§ Dataset entries
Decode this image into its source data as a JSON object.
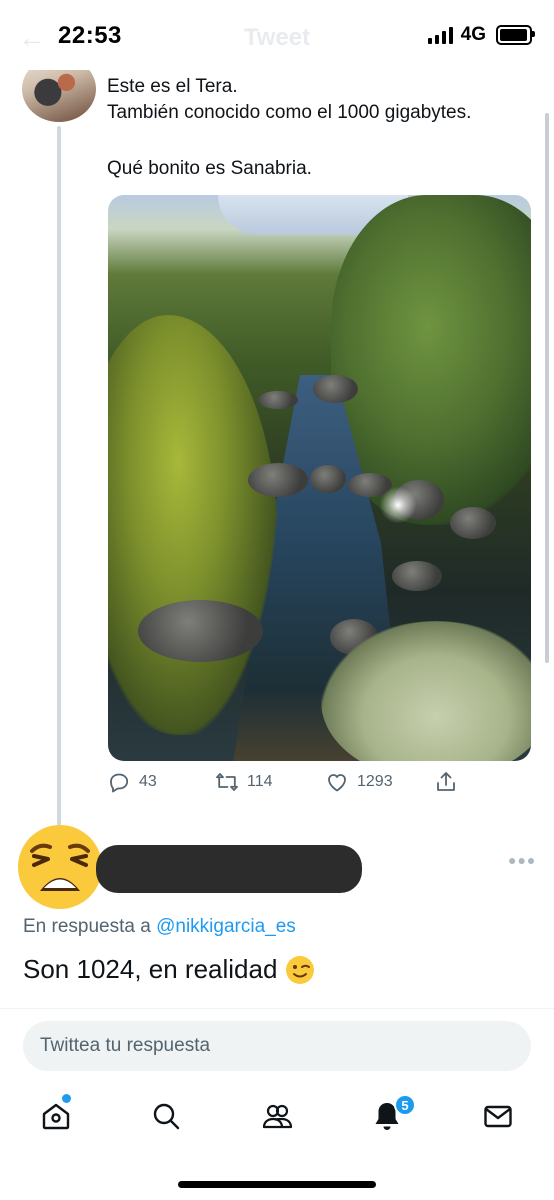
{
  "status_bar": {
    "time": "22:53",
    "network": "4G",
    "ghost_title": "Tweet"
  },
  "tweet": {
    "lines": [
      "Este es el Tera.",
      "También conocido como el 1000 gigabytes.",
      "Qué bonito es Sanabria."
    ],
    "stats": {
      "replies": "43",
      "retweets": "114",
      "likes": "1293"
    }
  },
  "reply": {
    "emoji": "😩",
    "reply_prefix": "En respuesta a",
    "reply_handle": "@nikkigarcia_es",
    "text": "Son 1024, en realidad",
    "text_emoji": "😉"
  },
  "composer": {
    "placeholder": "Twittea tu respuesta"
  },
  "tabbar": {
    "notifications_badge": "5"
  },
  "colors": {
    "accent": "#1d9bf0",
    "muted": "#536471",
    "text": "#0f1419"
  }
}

§ Exercise task
A faithful copy of the records above is needed, with the pictures left out.

§ Exercise solution
Decode this image into its source data as a JSON object.
{
  "status_bar": {
    "time": "22:53",
    "network": "4G",
    "ghost_title": "Tweet"
  },
  "tweet": {
    "lines": [
      "Este es el Tera.",
      "También conocido como el 1000 gigabytes.",
      "Qué bonito es Sanabria."
    ],
    "stats": {
      "replies": "43",
      "retweets": "114",
      "likes": "1293"
    }
  },
  "reply": {
    "emoji": "😩",
    "reply_prefix": "En respuesta a",
    "reply_handle": "@nikkigarcia_es",
    "text": "Son 1024, en realidad",
    "text_emoji": "😉"
  },
  "composer": {
    "placeholder": "Twittea tu respuesta"
  },
  "tabbar": {
    "notifications_badge": "5"
  },
  "colors": {
    "accent": "#1d9bf0",
    "muted": "#536471",
    "text": "#0f1419"
  }
}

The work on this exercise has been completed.